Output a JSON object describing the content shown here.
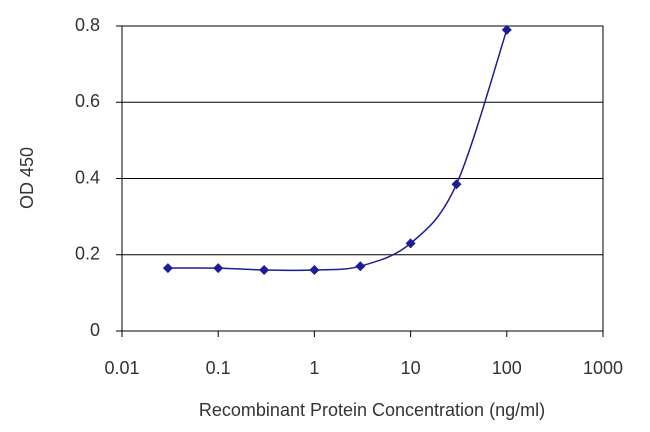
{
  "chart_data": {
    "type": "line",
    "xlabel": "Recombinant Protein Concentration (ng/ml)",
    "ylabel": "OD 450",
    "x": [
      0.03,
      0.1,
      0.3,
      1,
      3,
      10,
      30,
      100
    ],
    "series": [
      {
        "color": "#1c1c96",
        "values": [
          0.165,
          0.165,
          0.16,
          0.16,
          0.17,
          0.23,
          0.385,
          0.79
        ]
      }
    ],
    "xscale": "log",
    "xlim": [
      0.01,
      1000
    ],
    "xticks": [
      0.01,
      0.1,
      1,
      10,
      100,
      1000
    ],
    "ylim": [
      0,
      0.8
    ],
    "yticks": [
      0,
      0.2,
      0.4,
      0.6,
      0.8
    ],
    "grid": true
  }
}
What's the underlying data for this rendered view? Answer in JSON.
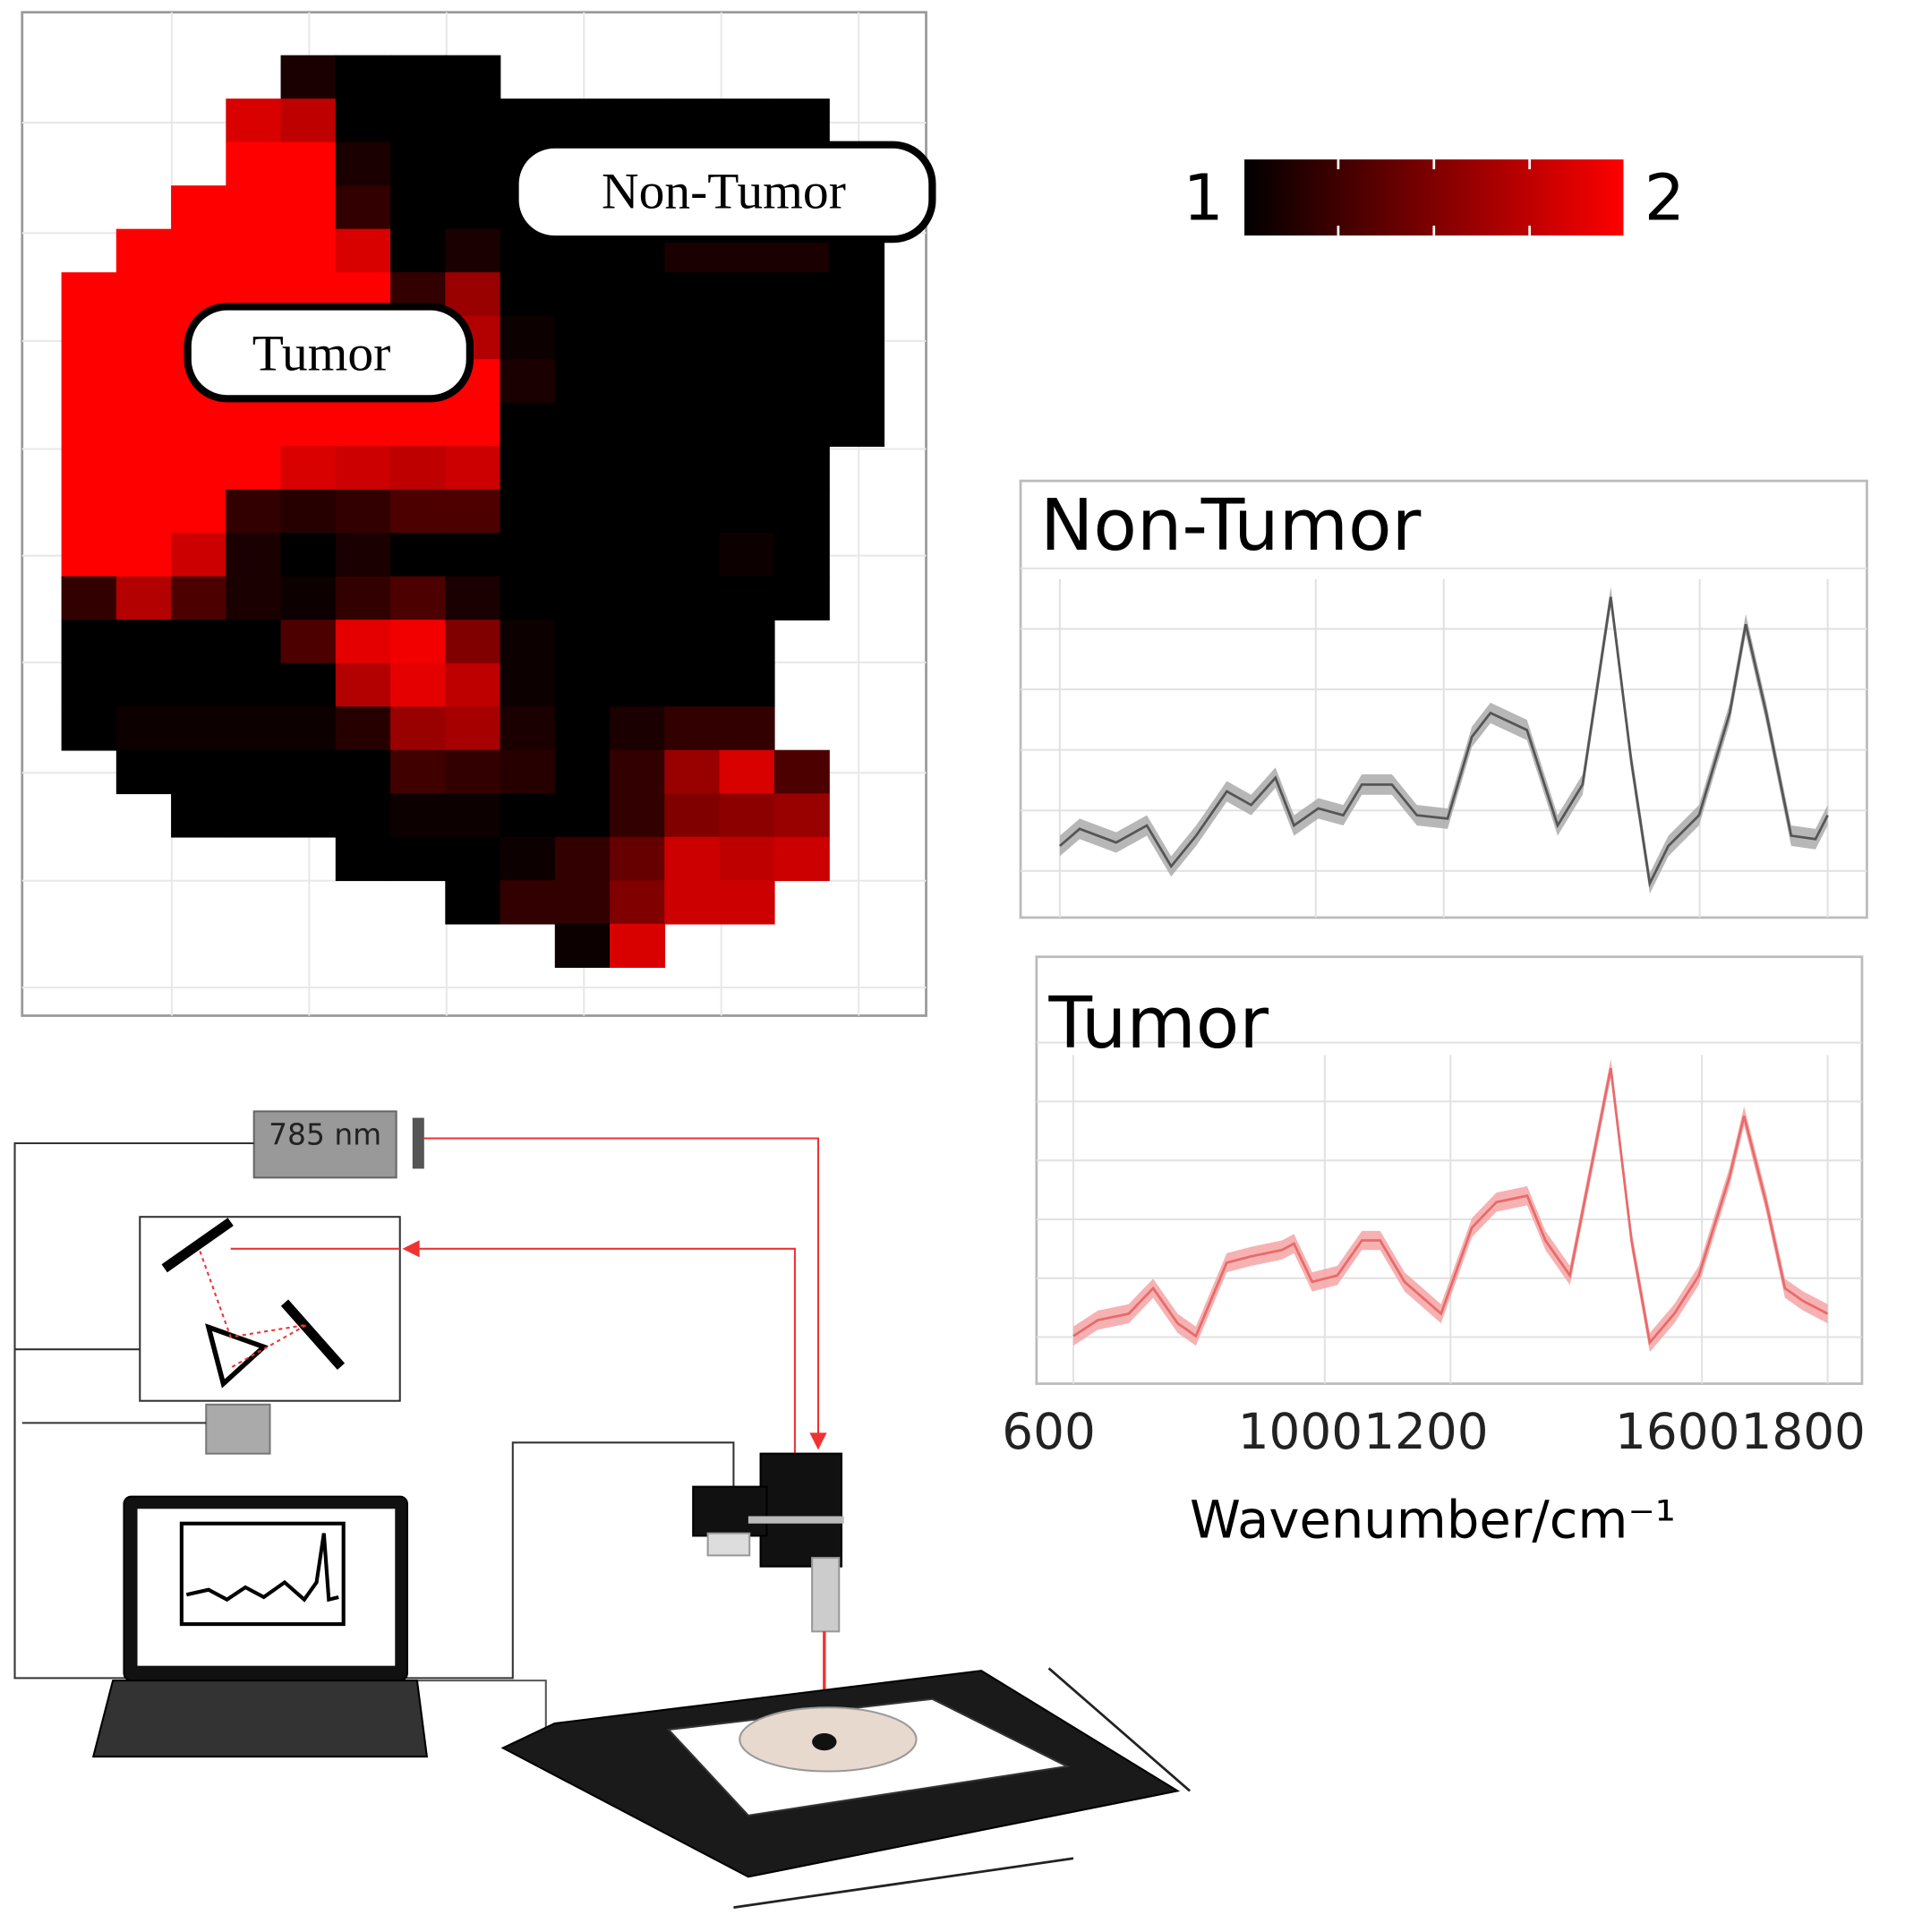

* * *

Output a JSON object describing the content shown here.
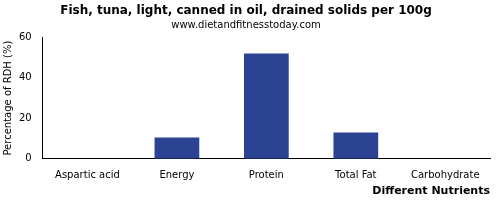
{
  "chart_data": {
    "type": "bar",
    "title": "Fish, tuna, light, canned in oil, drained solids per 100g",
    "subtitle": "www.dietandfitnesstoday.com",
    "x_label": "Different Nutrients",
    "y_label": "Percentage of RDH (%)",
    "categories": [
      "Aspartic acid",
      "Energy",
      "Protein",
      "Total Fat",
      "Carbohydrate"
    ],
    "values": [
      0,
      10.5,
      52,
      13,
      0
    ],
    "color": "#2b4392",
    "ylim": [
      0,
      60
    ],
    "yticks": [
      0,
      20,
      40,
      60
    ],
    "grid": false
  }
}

---

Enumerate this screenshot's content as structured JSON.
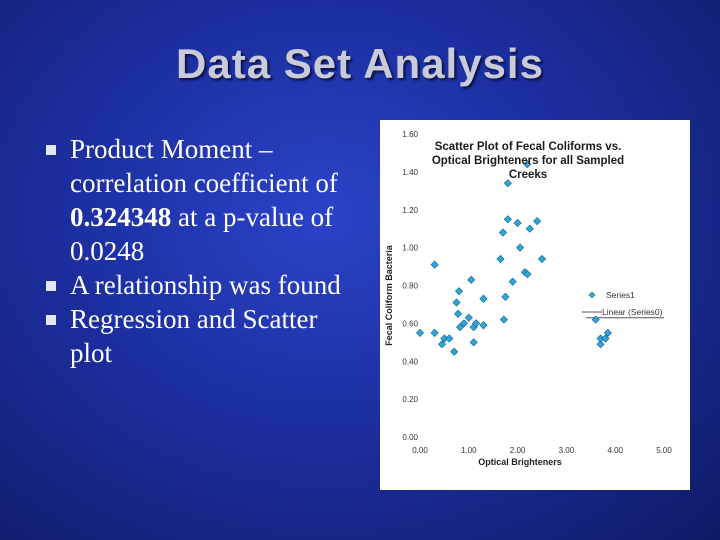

Task goal
Every line that holds the word "this" should be copied from the listing.

Exercise output
What's the underlying data for this rendered view? Answer in JSON.
Enumerate this screenshot's content as structured JSON.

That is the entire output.